* **DOMANDE DI STUDIO**
- 1) Riscrivi sotto forma di elenco il paragrafo dell'articolo su Netanyahu che comincia con "Il fulcro del controinterrogatorio" e mantieni i fatti principali.
- 2) Nell'articolo su Netanyahu, riporta il passo che parte dalle parole "Netanyahu sotto controinterrogatorio: ha" e si ferma dopo "scalpore nell'opinione pubblica.". Nel passo rinomina "Tribunale distrettuale di Gerusalemme" in "Tribunale di Gerusalemme".
- 3) Rispondi a queste domande sull'articolo su Netanyahu:
(a) Presso quale tribunale si è svolta l'udienza?
(b) Quante volte Netanyahu ha risposto "non ricordo"?
(c) Qual è il valore complessivo dei regali di lusso del "Caso 1000"?

* **TESTO MOSTRATO**
::::::

Il primo ministro israeliano Benjamin Netanyahu è stato sottoposto per la prima volta a controinterrogatorio nel processo per corruzione a suo carico. Nel cosiddetto "Caso 1000", relativo ai regali di lusso ricevuti da un produttore di Hollywood, ha fatto discutere il fatto che Netanyahu abbia risposto 1788 volte "non ricordo" alle domande del pubblico ministero.

Netanyahu sotto controinterrogatorio: ha ripetuto ben 1788 volte la stessa frase

Il primo ministro israeliano Benjamin Netanyahu è stato sottoposto per la prima volta a controinterrogatorio martedì scorso, nell'ambito dei processi per corruzione che lo vedono coinvolto. Durante l'udienza presso il Tribunale distrettuale di Gerusalemme, Netanyahu ha risposto 1788 volte "non ricordo" alle domande poste dal pubblico ministero. Secondo quanto riportato dal The Jerusalem Post, la scelta di rispondere in questo modo alle domande dettagliate dell'accusa ha suscitato grande scalpore nell'opinione pubblica.

NEL "CASO 1000" SOTTO LA LENTE I REGALI DI LUSSO

Il fulcro del controinterrogatorio è stato il caso noto all'opinione pubblica come "Caso 1000". In questo fascicolo, si sostiene che Netanyahu abbia ricevuto regali di lusso per un valore complessivo di 195 mila dollari dal produttore di Hollywood Arnon Milchan e dal miliardario australiano James Packer, tra cui sigari costosi, champagne e gioielli per un valore di circa 3.100 dollari destinati alla moglie, Sara Netanyahu.

::::::

* **VOCI ESTRATTE**
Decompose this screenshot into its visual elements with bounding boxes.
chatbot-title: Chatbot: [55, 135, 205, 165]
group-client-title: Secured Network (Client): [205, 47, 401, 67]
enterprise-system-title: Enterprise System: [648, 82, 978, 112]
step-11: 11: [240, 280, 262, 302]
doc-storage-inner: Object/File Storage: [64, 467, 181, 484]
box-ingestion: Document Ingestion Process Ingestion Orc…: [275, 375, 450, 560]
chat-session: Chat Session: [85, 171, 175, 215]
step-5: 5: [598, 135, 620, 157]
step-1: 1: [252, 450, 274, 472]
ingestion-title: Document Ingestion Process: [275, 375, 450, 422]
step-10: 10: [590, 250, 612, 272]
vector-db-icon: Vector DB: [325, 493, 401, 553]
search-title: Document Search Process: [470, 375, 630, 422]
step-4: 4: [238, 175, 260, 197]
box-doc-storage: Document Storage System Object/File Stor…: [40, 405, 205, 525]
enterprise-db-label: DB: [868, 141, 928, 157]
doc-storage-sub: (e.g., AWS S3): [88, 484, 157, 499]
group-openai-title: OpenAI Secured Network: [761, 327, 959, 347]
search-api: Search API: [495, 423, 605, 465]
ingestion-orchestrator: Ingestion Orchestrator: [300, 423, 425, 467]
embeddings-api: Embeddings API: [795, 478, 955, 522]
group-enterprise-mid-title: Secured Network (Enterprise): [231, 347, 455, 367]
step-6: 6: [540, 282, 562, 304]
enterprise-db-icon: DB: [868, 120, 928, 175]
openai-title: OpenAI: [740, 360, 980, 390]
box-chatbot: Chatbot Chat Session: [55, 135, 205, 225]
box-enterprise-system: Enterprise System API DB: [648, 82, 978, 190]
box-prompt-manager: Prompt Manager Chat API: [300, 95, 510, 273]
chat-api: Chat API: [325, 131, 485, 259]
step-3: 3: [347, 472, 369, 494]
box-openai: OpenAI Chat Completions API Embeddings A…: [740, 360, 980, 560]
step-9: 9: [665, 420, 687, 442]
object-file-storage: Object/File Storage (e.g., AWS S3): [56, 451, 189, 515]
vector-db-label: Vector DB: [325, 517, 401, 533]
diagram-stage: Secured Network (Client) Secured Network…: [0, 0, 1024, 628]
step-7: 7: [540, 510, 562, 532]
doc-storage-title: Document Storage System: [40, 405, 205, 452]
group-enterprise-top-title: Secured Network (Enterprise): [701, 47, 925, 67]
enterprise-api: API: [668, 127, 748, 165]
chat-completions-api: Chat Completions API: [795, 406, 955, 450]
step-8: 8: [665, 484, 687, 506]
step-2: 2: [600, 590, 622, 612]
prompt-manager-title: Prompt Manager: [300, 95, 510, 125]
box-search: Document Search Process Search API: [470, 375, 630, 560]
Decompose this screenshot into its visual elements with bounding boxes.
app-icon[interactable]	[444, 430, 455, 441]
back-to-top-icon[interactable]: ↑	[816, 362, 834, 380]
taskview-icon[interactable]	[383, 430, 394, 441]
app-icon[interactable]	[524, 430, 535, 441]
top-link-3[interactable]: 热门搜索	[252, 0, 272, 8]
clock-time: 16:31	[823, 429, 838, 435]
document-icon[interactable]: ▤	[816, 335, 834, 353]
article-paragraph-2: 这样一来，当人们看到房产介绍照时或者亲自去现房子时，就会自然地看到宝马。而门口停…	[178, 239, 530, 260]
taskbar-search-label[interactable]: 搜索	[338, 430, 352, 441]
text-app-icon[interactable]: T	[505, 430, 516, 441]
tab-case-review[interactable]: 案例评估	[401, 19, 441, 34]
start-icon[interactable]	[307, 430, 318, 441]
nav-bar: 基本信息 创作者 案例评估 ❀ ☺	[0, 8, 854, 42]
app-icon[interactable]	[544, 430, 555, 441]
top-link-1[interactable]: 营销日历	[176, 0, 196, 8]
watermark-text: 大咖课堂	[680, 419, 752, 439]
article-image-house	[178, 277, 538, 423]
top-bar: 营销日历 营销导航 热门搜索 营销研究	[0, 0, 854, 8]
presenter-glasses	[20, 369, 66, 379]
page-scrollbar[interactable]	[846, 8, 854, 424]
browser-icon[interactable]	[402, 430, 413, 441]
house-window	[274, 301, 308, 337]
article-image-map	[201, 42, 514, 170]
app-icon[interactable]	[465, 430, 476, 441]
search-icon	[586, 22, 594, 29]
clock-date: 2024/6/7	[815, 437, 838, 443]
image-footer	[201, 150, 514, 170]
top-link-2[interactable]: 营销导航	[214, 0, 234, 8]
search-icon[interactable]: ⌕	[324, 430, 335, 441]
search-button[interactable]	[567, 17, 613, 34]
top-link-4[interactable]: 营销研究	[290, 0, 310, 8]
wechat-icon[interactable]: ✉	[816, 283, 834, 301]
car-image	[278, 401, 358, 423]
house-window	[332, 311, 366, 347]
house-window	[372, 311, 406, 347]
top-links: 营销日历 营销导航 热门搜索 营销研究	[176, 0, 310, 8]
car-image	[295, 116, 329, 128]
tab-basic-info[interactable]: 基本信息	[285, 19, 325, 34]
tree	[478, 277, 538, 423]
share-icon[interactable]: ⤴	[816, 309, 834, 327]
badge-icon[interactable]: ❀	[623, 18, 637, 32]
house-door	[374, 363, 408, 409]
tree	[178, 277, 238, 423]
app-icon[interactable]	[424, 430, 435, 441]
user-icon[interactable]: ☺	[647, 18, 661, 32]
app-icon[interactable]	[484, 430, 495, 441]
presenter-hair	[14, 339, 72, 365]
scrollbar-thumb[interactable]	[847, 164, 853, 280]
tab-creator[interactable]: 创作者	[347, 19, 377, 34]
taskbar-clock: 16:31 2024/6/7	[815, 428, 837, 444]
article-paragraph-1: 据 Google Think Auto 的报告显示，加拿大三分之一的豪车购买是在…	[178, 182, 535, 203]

::::::

* **ELENCO RISPOSTE**
- 1)
- Il controinterrogatorio si è concentrato sul "Caso 1000".
- Secondo l'accusa, Netanyahu avrebbe ricevuto regali di lusso per un valore complessivo di 195 mila dollari.
- I regali sarebbero arrivati dal produttore di Hollywood Arnon Milchan e dal miliardario australiano James Packer.
- Tra i regali ci sarebbero sigari costosi, champagne e gioielli per circa 3.100 dollari destinati alla moglie, Sara Netanyahu.

- 2)
Netanyahu sotto controinterrogatorio: ha ripetuto ben 1788 volte la stessa frase

Il primo ministro israeliano Benjamin Netanyahu è stato sottoposto per la prima volta a controinterrogatorio martedì scorso, nell'ambito dei processi per corruzione che lo vedono coinvolto. Durante l'udienza presso il Tribunale di Gerusalemme, Netanyahu ha risposto 1788 volte "non ricordo" alle domande poste dal pubblico ministero. Secondo quanto riportato dal The Jerusalem Post, la scelta di rispondere in questo modo alle domande dettagliate dell'accusa ha suscitato grande scalpore nell'opinione pubblica.

- 3)
(a) Presso il Tribunale distrettuale di Gerusalemme.
(b) 1788 volte.
(c) 195 mila dollari.